# Written exercise:
Across the listing below, how many lines hold "that"? Reply with the number by itself.

# Entries:
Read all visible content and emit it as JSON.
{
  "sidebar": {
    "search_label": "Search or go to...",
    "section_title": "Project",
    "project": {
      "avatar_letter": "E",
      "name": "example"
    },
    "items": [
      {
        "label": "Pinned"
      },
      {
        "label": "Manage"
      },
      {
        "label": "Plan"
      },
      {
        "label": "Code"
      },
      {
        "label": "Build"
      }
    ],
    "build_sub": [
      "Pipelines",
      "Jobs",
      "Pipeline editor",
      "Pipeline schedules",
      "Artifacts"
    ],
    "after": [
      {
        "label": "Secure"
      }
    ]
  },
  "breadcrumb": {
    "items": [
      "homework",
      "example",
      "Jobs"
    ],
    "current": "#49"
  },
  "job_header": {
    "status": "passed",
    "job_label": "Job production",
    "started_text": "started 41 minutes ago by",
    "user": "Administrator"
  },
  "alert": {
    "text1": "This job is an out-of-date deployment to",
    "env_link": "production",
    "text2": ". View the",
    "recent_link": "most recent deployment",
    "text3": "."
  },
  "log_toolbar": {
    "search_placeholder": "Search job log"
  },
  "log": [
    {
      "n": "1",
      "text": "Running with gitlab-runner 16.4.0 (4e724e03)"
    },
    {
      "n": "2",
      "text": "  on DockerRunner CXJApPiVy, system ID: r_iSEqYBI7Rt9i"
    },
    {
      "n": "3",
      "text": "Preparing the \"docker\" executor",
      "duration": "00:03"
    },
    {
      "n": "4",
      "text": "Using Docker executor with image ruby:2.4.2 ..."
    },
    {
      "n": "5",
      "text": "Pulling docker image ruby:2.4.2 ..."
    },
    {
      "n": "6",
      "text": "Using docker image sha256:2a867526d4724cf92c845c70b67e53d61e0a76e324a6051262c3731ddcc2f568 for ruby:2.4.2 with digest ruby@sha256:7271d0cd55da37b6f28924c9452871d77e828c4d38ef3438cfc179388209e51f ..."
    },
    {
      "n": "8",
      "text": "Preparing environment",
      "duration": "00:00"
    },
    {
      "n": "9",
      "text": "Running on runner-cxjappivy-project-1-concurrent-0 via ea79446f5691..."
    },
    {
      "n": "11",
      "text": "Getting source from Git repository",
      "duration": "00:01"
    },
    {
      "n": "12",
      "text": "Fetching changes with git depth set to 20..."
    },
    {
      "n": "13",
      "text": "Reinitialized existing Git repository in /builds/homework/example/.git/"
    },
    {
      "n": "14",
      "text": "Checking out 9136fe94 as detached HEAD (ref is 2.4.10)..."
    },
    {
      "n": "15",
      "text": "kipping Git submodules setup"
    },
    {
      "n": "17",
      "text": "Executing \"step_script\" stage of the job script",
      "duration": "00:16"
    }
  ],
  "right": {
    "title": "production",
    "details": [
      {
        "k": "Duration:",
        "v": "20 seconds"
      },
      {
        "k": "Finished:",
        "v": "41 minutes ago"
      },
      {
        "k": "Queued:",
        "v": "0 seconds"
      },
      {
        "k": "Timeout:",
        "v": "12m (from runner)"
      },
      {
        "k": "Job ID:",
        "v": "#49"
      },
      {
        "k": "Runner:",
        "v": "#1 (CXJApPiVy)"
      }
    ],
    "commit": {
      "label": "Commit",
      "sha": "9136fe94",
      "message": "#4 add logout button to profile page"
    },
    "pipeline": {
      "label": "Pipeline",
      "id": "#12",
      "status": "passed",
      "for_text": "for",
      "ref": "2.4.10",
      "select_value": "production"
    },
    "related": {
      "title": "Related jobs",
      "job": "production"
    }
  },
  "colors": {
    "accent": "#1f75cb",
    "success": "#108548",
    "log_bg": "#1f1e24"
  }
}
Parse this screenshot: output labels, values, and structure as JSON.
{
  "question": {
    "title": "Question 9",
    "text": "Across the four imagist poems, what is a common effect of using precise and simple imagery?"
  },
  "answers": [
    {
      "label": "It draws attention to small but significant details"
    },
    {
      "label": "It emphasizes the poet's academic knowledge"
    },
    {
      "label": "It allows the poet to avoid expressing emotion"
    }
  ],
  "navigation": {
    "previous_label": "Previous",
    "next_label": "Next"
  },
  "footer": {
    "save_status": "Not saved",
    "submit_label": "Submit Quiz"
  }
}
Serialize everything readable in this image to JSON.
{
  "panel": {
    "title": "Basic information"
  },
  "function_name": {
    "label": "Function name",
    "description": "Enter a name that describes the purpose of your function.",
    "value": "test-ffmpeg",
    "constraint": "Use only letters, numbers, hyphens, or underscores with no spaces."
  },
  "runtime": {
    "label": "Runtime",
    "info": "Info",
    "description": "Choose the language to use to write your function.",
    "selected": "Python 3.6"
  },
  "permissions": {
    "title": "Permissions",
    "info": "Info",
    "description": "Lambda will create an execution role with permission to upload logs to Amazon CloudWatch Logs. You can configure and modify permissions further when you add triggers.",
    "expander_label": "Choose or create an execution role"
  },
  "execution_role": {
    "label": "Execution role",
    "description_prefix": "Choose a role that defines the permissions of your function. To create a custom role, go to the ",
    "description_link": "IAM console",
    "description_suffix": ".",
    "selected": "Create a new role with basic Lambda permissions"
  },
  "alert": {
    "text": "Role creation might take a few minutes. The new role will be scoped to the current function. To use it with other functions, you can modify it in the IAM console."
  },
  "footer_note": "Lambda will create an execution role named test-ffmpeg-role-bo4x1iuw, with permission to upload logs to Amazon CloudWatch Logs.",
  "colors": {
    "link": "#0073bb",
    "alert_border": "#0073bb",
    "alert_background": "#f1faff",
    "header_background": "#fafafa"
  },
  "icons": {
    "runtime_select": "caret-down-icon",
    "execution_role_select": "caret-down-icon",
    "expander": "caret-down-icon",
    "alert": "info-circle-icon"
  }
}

# Response to this exercise:
2